# [The problem]
Your task is to copy the listing exactly, with the pictures left out.

(Chart and figure data)
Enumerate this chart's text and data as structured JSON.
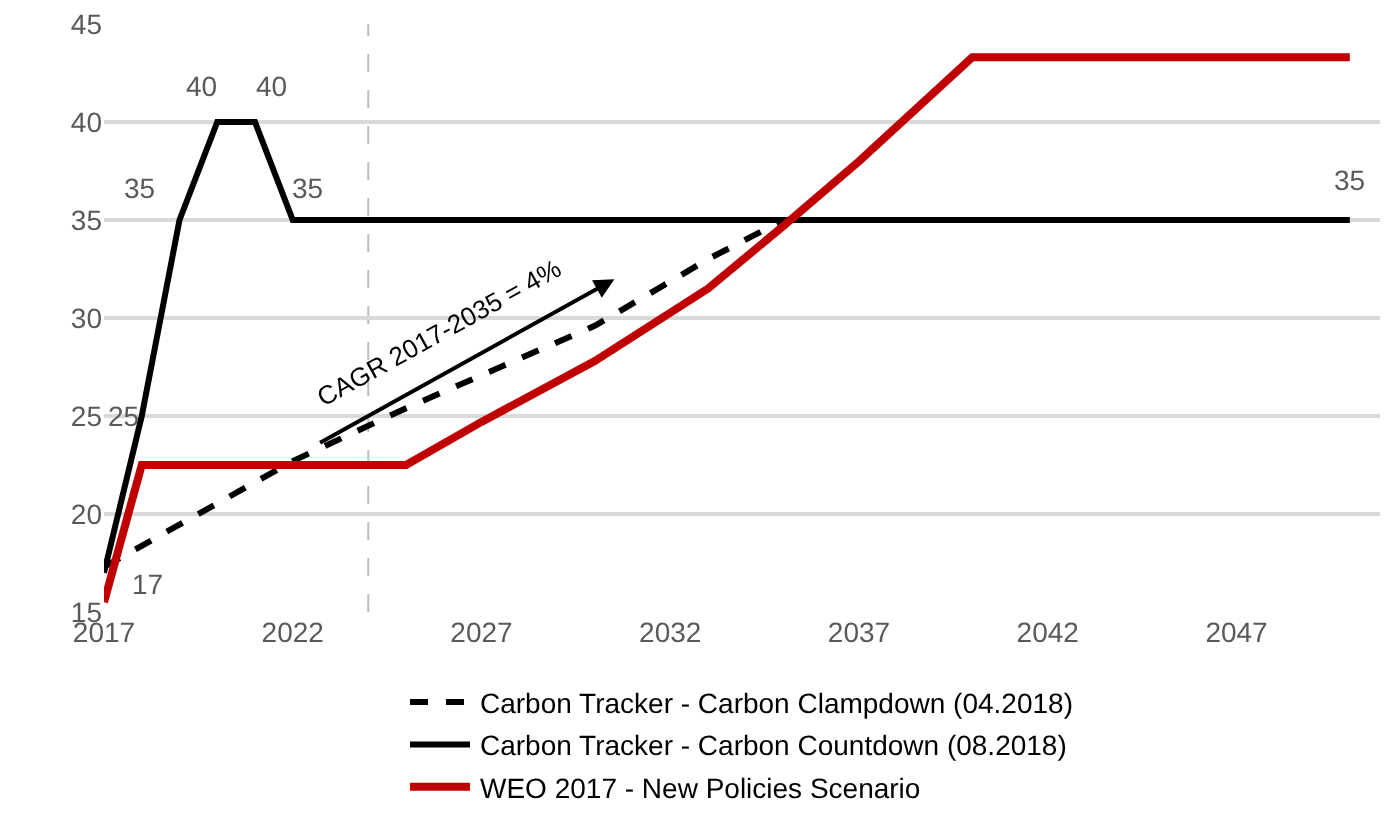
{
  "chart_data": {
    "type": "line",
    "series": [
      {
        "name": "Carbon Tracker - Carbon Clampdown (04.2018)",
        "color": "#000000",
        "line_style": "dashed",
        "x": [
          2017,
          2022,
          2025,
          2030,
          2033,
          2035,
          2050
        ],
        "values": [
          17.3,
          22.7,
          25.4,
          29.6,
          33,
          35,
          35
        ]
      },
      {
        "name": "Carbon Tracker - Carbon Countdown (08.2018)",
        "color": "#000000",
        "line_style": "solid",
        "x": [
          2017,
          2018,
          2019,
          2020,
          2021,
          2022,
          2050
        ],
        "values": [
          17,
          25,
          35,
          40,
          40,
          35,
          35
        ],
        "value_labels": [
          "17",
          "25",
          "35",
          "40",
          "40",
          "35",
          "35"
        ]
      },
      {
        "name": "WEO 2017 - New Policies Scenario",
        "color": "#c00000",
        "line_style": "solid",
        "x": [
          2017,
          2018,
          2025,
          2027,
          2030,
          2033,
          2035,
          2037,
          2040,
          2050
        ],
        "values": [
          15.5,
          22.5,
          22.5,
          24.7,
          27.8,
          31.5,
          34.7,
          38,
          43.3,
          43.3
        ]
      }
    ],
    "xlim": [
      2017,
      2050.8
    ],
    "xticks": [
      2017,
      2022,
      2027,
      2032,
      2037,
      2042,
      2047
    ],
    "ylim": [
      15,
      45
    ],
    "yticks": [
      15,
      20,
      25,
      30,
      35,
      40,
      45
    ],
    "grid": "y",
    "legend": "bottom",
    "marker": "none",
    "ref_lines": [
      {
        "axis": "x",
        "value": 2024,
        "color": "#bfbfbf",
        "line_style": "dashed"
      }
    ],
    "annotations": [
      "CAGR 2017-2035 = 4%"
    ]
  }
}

# [The result]
Enumerate this chart's text and data as structured JSON.
{
  "chart_data": {
    "type": "line",
    "series": [
      {
        "name": "Carbon Tracker - Carbon Clampdown (04.2018)",
        "color": "#000000",
        "line_style": "dashed",
        "x": [
          2017,
          2022,
          2025,
          2030,
          2033,
          2035,
          2050
        ],
        "values": [
          17.3,
          22.7,
          25.4,
          29.6,
          33,
          35,
          35
        ]
      },
      {
        "name": "Carbon Tracker - Carbon Countdown (08.2018)",
        "color": "#000000",
        "line_style": "solid",
        "x": [
          2017,
          2018,
          2019,
          2020,
          2021,
          2022,
          2050
        ],
        "values": [
          17,
          25,
          35,
          40,
          40,
          35,
          35
        ],
        "value_labels": [
          "17",
          "25",
          "35",
          "40",
          "40",
          "35",
          "35"
        ]
      },
      {
        "name": "WEO 2017 - New Policies Scenario",
        "color": "#c00000",
        "line_style": "solid",
        "x": [
          2017,
          2018,
          2025,
          2027,
          2030,
          2033,
          2035,
          2037,
          2040,
          2050
        ],
        "values": [
          15.5,
          22.5,
          22.5,
          24.7,
          27.8,
          31.5,
          34.7,
          38,
          43.3,
          43.3
        ]
      }
    ],
    "xlim": [
      2017,
      2050.8
    ],
    "xticks": [
      2017,
      2022,
      2027,
      2032,
      2037,
      2042,
      2047
    ],
    "ylim": [
      15,
      45
    ],
    "yticks": [
      15,
      20,
      25,
      30,
      35,
      40,
      45
    ],
    "grid": "y",
    "legend": "bottom",
    "marker": "none",
    "ref_lines": [
      {
        "axis": "x",
        "value": 2024,
        "color": "#bfbfbf",
        "line_style": "dashed"
      }
    ],
    "annotations": [
      "CAGR 2017-2035 = 4%"
    ]
  }
}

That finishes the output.